In the records below, pick out all lines containing the word "hebdomadaires".

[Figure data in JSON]
┌────────
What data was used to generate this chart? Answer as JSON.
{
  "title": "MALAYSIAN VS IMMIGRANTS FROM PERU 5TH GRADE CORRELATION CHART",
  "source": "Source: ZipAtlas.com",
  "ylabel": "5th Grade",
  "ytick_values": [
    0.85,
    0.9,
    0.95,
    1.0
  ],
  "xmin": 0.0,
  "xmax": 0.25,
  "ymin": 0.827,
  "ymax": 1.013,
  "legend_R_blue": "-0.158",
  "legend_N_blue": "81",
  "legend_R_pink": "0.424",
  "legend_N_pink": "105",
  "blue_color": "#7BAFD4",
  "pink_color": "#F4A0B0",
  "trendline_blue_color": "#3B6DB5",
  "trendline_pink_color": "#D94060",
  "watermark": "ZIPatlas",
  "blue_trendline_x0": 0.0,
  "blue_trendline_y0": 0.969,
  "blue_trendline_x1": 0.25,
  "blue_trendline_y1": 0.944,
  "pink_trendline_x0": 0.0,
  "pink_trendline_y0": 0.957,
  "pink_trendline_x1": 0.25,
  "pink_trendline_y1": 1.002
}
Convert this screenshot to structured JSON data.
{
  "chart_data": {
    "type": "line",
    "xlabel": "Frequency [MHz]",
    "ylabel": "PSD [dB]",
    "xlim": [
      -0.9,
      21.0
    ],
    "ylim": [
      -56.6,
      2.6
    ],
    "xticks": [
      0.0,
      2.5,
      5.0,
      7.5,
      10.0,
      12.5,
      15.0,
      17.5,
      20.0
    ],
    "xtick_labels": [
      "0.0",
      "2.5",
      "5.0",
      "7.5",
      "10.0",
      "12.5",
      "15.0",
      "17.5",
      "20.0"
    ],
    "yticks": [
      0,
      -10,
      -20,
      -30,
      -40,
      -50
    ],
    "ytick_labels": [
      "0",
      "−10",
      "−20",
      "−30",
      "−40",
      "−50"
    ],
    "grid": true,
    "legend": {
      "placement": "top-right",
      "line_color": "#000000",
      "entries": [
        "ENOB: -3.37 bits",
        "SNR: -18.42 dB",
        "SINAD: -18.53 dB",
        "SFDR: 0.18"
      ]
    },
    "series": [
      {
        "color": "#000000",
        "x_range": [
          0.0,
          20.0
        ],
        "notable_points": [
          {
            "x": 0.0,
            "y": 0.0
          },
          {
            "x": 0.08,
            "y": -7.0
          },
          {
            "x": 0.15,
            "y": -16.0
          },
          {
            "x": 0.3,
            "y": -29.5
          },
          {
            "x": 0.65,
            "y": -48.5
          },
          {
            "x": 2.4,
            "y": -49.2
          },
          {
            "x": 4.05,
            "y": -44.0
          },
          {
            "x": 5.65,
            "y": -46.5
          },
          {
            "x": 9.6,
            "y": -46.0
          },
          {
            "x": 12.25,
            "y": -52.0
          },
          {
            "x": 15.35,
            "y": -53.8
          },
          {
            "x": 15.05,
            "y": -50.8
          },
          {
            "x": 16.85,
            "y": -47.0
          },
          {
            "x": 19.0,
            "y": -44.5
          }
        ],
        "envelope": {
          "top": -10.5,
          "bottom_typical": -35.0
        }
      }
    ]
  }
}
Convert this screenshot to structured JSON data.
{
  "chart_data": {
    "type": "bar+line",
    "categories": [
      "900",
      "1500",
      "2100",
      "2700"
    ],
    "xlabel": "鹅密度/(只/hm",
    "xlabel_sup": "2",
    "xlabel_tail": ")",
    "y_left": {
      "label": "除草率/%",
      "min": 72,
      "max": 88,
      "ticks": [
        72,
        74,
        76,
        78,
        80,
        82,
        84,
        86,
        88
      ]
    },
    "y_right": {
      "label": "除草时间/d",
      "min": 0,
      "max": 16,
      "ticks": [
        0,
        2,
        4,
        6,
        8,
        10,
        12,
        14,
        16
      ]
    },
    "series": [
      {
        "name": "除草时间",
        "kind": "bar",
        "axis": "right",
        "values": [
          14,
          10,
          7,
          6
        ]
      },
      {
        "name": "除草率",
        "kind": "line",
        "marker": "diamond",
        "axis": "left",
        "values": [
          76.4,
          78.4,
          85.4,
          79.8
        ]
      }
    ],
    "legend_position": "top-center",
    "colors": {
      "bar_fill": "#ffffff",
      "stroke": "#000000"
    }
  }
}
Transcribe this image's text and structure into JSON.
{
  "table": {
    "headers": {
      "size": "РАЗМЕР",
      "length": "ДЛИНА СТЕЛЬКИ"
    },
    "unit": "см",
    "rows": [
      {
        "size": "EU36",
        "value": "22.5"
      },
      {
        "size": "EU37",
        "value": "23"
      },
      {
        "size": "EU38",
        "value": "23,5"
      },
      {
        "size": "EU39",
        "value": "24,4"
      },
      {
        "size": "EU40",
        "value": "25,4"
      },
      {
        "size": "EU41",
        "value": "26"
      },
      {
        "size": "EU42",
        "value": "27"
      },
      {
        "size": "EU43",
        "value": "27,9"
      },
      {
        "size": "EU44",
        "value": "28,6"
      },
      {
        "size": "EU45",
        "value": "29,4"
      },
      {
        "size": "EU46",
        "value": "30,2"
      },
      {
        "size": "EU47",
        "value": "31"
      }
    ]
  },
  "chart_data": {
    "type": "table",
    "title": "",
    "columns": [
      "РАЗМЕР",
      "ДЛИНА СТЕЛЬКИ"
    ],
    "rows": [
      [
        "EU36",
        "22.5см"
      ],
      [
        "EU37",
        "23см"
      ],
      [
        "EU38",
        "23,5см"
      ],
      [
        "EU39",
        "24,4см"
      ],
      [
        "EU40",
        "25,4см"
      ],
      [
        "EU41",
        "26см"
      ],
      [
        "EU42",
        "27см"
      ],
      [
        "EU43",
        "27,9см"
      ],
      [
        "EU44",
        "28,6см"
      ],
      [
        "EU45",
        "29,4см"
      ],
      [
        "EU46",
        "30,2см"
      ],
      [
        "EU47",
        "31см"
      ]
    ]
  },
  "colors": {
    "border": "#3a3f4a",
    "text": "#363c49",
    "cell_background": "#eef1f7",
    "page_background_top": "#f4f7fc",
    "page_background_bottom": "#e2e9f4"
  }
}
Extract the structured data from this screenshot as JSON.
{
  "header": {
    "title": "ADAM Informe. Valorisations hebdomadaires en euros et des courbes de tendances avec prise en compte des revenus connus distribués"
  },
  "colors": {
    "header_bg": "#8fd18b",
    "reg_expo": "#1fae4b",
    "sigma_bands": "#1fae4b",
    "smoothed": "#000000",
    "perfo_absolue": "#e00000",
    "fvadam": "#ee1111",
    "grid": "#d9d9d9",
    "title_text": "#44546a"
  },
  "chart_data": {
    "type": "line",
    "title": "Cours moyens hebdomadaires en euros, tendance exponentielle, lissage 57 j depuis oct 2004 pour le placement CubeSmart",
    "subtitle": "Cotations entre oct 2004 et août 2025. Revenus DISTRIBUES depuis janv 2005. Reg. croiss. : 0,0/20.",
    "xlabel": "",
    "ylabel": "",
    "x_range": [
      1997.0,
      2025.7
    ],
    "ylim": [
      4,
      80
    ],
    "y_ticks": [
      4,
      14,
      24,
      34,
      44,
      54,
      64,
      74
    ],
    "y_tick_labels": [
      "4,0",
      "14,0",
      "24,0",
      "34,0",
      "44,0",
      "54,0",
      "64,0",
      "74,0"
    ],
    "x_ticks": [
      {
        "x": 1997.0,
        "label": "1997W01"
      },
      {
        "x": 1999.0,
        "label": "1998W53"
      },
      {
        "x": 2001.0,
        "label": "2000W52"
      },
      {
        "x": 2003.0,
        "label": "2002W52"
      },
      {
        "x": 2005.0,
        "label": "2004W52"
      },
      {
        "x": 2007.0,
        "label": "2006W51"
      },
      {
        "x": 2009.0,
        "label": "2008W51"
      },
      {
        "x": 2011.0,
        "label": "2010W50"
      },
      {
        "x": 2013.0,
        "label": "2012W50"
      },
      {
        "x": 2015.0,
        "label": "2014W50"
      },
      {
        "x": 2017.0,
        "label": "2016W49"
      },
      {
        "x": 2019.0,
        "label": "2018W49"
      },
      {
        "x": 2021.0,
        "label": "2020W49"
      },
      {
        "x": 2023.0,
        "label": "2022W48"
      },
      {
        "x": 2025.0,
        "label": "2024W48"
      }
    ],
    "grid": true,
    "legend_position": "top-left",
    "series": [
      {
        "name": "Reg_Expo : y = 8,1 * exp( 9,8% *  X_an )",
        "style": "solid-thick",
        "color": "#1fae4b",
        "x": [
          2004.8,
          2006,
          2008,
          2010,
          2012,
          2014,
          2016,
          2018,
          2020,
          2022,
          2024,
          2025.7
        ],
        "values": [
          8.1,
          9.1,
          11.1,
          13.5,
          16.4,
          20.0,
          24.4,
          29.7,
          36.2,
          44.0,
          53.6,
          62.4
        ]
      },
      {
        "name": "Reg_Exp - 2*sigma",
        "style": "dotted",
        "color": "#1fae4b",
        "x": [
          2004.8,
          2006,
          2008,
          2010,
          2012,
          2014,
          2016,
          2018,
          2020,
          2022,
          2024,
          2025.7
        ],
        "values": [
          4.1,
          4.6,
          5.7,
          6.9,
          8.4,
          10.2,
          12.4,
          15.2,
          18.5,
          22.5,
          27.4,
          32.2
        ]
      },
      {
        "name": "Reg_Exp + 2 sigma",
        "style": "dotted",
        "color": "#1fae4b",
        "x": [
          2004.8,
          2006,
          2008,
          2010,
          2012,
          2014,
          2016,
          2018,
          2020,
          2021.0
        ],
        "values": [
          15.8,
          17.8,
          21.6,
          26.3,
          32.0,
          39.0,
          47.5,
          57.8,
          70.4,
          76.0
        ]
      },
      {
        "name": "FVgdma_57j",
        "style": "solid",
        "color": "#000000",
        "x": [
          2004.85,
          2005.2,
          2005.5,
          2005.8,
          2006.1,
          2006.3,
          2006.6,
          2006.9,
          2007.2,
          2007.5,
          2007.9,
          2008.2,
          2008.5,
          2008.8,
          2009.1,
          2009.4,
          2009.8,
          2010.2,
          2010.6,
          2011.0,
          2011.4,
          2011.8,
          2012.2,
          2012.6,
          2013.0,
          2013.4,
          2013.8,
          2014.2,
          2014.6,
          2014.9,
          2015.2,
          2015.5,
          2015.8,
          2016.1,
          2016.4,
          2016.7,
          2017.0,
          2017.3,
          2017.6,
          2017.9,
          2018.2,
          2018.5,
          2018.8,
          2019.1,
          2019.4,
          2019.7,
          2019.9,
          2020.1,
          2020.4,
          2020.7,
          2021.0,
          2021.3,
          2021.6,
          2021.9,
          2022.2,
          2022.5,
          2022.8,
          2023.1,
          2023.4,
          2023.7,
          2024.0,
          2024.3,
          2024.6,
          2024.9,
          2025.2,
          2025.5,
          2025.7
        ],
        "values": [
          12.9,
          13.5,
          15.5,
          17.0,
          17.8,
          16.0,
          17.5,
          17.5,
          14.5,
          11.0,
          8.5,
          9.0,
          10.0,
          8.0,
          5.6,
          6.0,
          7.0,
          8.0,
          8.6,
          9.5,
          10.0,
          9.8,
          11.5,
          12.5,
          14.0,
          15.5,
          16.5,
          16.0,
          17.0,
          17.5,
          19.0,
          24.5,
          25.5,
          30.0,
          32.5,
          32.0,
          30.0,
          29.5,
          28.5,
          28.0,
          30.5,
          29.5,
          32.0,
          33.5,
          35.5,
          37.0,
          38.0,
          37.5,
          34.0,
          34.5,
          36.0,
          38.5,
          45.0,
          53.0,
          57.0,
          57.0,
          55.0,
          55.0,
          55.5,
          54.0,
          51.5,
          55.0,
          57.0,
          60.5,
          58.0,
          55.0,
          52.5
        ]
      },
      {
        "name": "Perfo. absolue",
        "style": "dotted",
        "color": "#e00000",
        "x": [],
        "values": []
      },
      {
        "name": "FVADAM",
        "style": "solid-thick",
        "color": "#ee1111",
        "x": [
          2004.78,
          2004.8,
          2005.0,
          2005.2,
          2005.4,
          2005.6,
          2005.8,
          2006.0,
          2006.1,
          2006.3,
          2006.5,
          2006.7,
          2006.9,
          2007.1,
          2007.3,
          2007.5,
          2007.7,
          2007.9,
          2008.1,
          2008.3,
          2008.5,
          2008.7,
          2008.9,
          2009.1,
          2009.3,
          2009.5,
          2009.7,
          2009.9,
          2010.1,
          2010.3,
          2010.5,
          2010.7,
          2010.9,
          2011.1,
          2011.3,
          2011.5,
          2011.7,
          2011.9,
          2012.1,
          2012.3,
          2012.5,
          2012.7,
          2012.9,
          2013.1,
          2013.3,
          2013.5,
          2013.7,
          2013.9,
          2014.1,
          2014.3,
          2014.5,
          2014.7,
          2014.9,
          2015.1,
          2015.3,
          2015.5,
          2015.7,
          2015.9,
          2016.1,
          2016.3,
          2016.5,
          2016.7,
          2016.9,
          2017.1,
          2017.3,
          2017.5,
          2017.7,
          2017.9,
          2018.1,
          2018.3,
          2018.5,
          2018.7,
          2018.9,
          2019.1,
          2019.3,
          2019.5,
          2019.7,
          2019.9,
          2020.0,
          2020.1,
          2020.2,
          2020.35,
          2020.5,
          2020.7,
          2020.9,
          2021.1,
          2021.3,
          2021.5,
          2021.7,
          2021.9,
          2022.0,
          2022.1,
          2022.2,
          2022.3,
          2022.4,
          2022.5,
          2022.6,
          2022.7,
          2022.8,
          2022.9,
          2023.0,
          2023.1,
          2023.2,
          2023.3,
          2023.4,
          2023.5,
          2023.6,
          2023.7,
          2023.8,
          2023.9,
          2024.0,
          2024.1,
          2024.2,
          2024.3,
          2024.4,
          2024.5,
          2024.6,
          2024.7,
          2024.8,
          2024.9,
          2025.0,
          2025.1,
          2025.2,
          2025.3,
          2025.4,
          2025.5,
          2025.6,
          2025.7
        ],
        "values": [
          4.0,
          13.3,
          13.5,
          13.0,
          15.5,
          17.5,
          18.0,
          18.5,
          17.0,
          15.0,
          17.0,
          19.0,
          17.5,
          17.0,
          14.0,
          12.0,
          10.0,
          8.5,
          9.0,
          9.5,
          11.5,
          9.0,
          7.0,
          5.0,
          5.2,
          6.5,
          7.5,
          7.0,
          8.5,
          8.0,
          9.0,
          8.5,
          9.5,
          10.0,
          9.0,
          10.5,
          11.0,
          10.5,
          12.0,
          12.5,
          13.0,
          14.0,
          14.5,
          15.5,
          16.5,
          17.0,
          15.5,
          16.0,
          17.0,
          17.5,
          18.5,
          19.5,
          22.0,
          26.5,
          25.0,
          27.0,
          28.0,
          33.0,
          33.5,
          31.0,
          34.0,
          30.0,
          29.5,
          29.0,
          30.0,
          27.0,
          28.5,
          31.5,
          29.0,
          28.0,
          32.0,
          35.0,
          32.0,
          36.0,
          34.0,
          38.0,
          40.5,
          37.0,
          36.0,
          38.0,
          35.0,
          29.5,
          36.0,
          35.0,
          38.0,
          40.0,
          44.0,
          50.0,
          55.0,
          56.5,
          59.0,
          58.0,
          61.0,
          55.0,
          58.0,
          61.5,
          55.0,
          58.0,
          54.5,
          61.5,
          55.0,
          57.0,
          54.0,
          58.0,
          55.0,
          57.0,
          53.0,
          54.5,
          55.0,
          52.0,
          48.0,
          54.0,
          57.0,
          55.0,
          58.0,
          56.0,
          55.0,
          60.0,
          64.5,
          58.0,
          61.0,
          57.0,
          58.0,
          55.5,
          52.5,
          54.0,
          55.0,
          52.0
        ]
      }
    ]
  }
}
└────────
**Answer in full**
    "title": "ADAM Informe. Valorisations hebdomadaires en euros et des courbes de tendances avec prise en compte des revenus connus distribués"
    "title": "Cours moyens hebdomadaires en euros, tendance exponentielle, lissage 57 j depuis oct 2004 pour le placement CubeSmart",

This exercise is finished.